Requirement
Report the count of lines where the string "национального" appears, and nothing else.
====
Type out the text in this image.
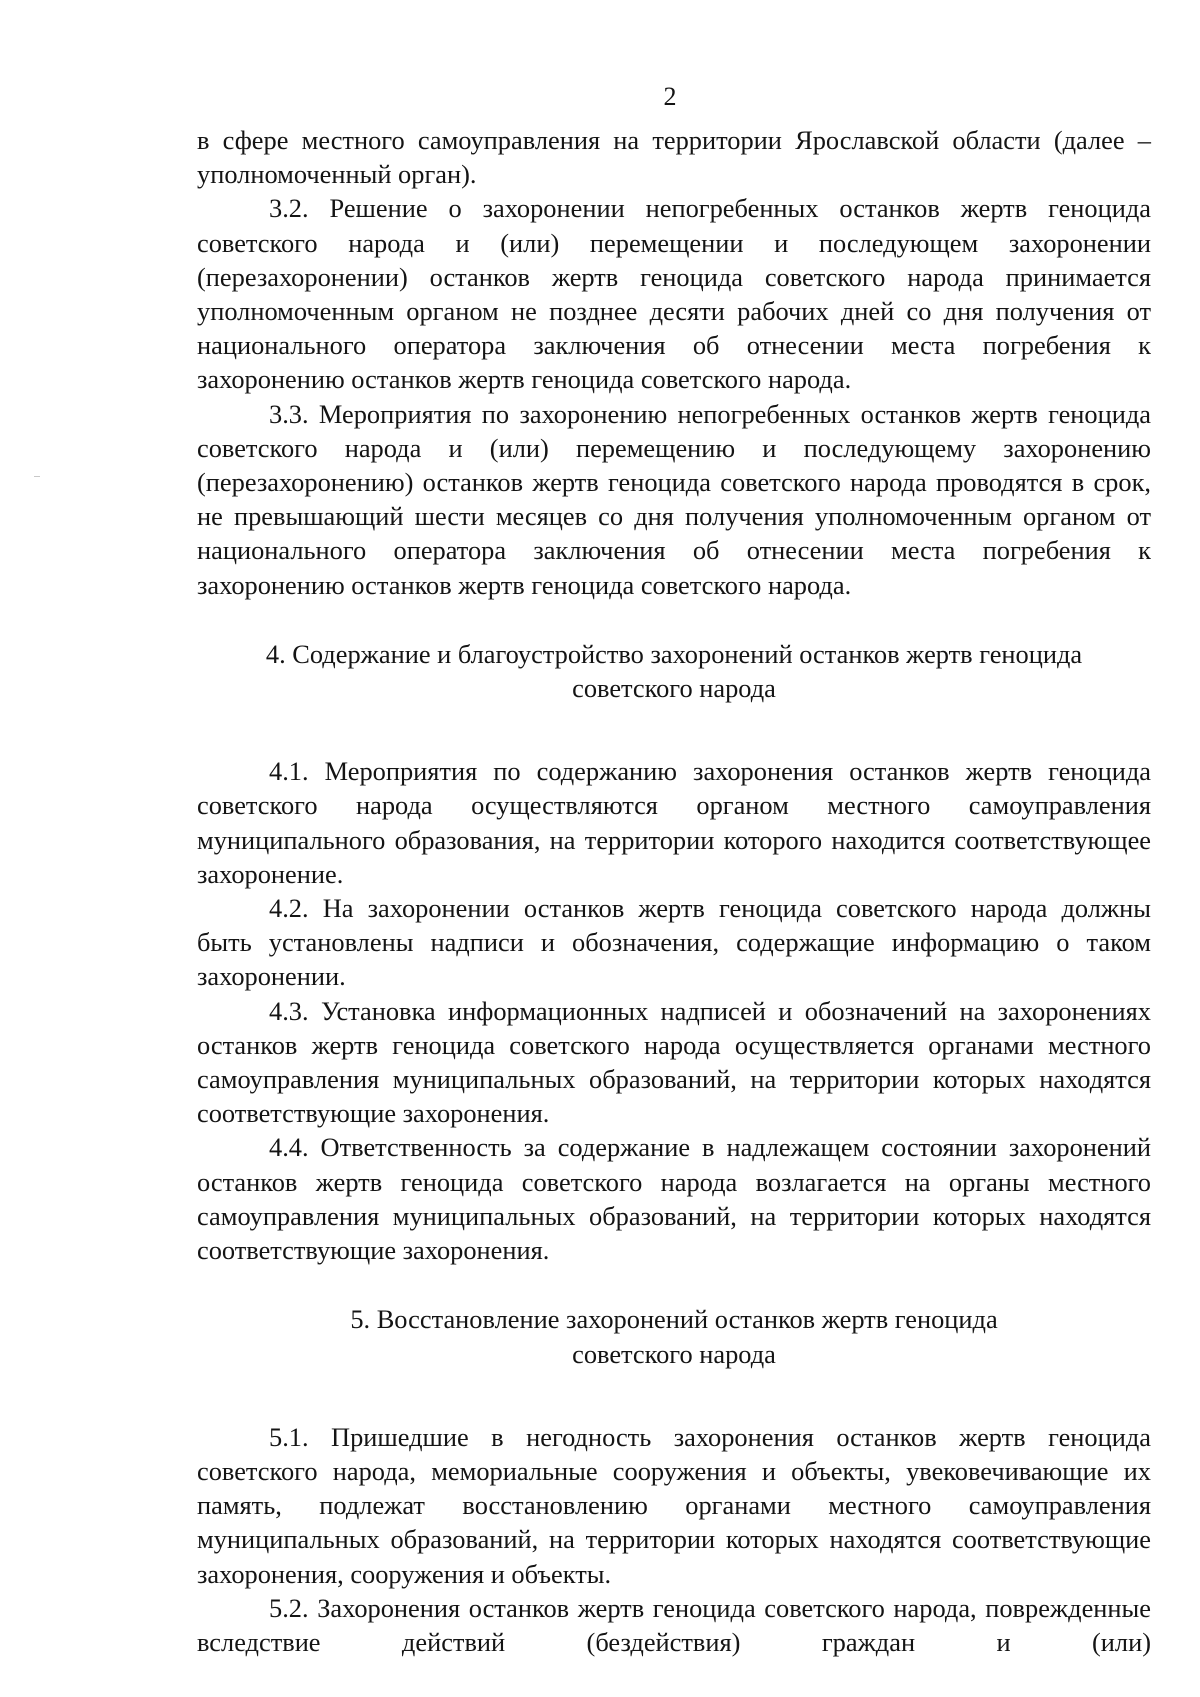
2

в сфере местного самоуправления на территории Ярославской области (далее – уполномоченный орган).

3.2. Решение о захоронении непогребенных останков жертв геноцида советского народа и (или) перемещении и последующем захоронении (перезахоронении) останков жертв геноцида советского народа принимается уполномоченным органом не позднее десяти рабочих дней со дня получения от национального оператора заключения об отнесении места погребения к захоронению останков жертв геноцида советского народа.

3.3. Мероприятия по захоронению непогребенных останков жертв геноцида советского народа и (или) перемещению и последующему захоронению (перезахоронению) останков жертв геноцида советского народа проводятся в срок, не превышающий шести месяцев со дня получения уполномоченным органом от национального оператора заключения об отнесении места погребения к захоронению останков жертв геноцида советского народа.

4. Содержание и благоустройство захоронений останков жертв геноцида
советского народа

4.1. Мероприятия по содержанию захоронения останков жертв геноцида советского народа осуществляются органом местного самоуправления муниципального образования, на территории которого находится соответствующее захоронение.

4.2. На захоронении останков жертв геноцида советского народа должны быть установлены надписи и обозначения, содержащие информацию о таком захоронении.

4.3. Установка информационных надписей и обозначений на захоронениях останков жертв геноцида советского народа осуществляется органами местного самоуправления муниципальных образований, на территории которых находятся соответствующие захоронения.

4.4. Ответственность за содержание в надлежащем состоянии захоронений останков жертв геноцида советского народа возлагается на органы местного самоуправления муниципальных образований, на территории которых находятся соответствующие захоронения.

5. Восстановление захоронений останков жертв геноцида
советского народа

5.1. Пришедшие в негодность захоронения останков жертв геноцида советского народа, мемориальные сооружения и объекты, увековечивающие их память, подлежат восстановлению органами местного самоуправления муниципальных образований, на территории которых находятся соответствующие захоронения, сооружения и объекты.

5.2. Захоронения останков жертв геноцида советского народа, поврежденные вследствие действий (бездействия) граждан и (или)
====
Result
2